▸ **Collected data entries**
==========

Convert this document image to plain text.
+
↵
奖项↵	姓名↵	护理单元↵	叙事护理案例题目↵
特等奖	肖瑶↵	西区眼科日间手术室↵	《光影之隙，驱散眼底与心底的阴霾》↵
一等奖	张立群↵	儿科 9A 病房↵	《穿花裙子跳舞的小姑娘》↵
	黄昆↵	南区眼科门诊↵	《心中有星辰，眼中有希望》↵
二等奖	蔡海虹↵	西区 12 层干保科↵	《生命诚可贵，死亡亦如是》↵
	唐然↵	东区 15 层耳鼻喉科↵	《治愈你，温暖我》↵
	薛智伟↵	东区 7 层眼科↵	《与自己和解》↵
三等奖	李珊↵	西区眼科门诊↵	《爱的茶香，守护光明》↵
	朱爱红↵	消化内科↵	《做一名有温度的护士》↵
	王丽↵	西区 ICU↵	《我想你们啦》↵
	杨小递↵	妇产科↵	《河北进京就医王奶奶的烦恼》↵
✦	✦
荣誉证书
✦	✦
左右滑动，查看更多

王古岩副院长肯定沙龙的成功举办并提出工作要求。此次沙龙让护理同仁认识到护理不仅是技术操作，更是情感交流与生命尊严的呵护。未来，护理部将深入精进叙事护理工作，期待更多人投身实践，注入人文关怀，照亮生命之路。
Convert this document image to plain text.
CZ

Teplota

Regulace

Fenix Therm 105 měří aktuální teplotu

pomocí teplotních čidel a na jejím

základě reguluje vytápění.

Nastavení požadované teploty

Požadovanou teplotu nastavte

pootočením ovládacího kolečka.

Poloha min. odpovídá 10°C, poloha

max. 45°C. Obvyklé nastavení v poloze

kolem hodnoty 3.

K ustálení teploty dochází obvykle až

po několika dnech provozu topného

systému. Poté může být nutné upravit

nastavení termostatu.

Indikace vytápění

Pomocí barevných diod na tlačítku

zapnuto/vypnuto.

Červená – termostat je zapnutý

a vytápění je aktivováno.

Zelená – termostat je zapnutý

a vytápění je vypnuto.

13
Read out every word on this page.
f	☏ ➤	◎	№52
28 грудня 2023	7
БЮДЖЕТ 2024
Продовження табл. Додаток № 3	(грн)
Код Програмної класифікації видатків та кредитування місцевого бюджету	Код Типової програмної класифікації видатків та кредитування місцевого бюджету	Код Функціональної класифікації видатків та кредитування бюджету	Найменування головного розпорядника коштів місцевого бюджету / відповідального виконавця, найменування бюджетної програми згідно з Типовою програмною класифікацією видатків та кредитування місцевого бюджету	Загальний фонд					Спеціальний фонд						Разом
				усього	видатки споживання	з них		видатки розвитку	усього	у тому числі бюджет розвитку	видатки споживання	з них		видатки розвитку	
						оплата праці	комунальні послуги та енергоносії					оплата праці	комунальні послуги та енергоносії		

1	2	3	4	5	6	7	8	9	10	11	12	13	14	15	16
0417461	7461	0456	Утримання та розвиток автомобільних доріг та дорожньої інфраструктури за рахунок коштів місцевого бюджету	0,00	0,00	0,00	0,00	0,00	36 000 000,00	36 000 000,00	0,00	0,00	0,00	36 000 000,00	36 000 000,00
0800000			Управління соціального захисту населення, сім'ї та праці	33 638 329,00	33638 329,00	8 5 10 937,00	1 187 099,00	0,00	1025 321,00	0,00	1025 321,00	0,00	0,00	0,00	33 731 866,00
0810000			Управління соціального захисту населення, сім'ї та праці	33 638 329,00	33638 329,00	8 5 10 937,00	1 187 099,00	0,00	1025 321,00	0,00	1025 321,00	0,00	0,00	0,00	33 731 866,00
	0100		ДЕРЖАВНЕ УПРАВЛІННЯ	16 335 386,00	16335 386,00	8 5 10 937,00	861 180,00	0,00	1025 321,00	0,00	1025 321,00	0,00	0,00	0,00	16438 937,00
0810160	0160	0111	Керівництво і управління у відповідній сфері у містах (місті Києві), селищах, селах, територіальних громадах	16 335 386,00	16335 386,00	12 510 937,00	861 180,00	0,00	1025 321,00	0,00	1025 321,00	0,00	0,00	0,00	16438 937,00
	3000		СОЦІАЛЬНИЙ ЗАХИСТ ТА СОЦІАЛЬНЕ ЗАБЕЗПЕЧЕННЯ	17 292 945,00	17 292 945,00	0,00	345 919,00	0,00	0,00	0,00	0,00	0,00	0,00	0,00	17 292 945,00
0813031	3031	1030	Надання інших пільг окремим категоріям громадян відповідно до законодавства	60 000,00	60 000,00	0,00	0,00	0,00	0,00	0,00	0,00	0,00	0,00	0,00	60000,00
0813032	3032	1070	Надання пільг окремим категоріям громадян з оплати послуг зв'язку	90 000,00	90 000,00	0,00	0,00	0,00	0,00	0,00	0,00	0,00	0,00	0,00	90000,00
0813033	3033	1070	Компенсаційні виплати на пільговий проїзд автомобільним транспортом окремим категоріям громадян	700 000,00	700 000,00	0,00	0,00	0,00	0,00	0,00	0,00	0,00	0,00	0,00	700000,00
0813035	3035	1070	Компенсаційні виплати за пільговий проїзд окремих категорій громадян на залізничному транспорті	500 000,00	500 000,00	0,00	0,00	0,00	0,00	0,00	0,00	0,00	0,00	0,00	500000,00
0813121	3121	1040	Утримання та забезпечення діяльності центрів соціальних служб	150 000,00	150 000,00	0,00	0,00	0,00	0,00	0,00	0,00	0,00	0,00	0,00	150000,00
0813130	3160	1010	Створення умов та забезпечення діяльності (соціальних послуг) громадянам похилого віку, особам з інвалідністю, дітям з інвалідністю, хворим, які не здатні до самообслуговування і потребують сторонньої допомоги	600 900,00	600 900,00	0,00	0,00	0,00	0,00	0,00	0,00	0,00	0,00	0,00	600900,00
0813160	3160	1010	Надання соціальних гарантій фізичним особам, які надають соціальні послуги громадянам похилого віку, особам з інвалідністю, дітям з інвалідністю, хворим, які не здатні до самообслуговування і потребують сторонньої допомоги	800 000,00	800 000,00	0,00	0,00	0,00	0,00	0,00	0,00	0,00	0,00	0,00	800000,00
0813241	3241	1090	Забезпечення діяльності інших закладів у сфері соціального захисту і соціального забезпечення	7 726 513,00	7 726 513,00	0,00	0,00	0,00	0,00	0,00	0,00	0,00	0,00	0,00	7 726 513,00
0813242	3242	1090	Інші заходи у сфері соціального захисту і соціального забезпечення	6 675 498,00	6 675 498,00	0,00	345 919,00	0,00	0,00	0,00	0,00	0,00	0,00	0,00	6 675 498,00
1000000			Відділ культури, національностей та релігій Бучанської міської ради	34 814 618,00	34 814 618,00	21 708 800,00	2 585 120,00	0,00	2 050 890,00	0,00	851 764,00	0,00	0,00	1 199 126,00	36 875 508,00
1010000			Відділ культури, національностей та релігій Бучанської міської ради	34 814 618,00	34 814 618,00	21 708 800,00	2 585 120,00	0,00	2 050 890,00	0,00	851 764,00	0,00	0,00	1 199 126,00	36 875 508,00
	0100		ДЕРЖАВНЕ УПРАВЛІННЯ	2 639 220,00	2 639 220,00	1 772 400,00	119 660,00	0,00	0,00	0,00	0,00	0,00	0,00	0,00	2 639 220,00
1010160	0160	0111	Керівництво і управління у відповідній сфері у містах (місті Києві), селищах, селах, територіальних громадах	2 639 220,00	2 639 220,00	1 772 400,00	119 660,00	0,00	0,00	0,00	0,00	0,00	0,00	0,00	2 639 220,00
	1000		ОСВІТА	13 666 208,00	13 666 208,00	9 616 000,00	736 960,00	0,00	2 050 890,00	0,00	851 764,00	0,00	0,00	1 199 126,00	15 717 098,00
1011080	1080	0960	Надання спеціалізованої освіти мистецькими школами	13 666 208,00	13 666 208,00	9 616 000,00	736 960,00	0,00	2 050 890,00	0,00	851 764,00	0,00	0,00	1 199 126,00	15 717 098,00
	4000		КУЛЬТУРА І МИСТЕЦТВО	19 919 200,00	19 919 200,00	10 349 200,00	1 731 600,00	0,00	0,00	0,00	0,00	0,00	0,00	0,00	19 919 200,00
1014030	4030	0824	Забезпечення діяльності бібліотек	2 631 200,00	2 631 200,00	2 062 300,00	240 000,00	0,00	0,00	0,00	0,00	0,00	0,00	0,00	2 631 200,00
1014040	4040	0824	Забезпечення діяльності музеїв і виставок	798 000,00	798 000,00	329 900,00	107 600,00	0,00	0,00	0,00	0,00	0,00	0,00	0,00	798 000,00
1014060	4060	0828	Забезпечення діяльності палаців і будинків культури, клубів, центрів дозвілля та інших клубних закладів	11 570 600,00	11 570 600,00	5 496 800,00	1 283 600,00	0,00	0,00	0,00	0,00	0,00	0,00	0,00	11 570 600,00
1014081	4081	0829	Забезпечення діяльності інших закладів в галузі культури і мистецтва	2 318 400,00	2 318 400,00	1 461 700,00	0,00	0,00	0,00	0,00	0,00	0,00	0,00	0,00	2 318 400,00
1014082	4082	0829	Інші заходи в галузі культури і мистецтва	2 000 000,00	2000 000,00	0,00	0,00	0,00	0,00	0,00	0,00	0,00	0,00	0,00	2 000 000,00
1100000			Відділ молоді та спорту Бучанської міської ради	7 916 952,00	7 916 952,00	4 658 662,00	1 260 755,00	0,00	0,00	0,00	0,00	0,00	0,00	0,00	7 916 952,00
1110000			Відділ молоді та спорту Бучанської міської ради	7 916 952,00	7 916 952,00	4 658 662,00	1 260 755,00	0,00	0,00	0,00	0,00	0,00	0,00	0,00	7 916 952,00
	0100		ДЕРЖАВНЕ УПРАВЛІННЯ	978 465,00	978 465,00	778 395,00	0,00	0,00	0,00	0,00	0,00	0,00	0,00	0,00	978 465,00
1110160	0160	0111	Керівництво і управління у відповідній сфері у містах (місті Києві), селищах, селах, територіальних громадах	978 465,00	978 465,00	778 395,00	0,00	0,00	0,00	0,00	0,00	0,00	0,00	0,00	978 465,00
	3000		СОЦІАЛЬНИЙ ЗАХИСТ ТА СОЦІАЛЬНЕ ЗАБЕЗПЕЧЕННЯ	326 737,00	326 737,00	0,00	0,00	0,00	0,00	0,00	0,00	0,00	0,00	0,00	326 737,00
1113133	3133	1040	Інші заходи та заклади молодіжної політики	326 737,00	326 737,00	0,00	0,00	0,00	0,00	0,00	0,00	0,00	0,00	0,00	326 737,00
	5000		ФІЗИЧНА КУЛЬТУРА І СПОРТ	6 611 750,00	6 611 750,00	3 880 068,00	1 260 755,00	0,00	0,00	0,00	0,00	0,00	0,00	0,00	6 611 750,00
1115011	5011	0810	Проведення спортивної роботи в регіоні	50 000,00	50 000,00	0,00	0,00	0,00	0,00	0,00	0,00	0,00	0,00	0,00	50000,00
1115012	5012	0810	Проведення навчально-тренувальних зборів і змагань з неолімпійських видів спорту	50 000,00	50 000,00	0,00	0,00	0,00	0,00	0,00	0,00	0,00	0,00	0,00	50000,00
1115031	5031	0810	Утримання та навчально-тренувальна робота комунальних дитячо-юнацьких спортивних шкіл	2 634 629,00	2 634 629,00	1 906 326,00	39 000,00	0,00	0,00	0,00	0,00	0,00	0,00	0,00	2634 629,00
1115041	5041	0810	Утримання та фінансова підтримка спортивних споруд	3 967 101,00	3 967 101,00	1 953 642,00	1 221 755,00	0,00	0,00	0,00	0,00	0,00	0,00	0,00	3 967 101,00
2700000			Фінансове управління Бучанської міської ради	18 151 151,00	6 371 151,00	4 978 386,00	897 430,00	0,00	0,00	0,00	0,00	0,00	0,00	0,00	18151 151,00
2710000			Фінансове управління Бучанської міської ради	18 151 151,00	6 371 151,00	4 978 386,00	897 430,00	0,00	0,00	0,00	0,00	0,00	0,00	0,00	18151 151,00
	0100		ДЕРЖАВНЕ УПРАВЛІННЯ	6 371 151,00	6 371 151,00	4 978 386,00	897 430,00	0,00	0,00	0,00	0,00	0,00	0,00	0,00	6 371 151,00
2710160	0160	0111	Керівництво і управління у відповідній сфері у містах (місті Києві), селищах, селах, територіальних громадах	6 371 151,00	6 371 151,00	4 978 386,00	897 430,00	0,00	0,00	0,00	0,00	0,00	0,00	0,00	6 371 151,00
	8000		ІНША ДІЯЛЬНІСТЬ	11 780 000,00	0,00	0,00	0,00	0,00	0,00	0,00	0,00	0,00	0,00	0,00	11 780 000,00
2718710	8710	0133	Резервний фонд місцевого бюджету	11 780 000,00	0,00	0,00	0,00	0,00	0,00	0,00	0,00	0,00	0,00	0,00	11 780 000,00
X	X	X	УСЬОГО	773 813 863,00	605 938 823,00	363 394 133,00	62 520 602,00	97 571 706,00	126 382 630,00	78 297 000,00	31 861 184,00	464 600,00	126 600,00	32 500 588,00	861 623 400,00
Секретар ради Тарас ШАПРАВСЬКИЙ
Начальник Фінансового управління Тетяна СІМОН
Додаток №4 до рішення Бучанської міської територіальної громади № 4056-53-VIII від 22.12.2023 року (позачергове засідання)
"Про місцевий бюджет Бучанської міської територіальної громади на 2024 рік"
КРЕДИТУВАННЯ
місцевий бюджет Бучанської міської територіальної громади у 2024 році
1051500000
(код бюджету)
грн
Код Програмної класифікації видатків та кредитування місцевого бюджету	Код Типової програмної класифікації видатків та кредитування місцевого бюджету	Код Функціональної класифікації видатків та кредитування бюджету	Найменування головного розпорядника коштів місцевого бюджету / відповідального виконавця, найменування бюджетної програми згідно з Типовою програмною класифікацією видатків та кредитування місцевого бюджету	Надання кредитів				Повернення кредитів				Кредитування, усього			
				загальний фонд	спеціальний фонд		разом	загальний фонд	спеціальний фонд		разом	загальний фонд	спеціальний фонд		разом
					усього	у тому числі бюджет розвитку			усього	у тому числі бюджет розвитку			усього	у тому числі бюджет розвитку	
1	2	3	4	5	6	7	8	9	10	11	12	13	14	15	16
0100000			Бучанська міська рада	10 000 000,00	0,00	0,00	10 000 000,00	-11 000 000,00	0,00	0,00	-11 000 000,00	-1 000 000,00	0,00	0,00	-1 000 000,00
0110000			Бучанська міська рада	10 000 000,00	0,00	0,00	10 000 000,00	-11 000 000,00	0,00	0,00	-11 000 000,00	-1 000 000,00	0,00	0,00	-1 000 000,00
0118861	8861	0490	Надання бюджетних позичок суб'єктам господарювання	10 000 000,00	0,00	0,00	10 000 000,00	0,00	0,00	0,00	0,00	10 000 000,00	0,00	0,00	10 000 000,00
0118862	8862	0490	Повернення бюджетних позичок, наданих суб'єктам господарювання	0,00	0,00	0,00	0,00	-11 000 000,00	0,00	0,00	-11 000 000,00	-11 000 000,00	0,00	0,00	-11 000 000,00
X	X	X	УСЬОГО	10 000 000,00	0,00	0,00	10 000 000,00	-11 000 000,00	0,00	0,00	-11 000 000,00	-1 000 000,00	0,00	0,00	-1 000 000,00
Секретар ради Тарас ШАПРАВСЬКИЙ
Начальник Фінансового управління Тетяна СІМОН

==========

▸ **Required task**
Tell how many lines of the data include the word "релігій", and nothing else.

▸ **Exercise answer**
2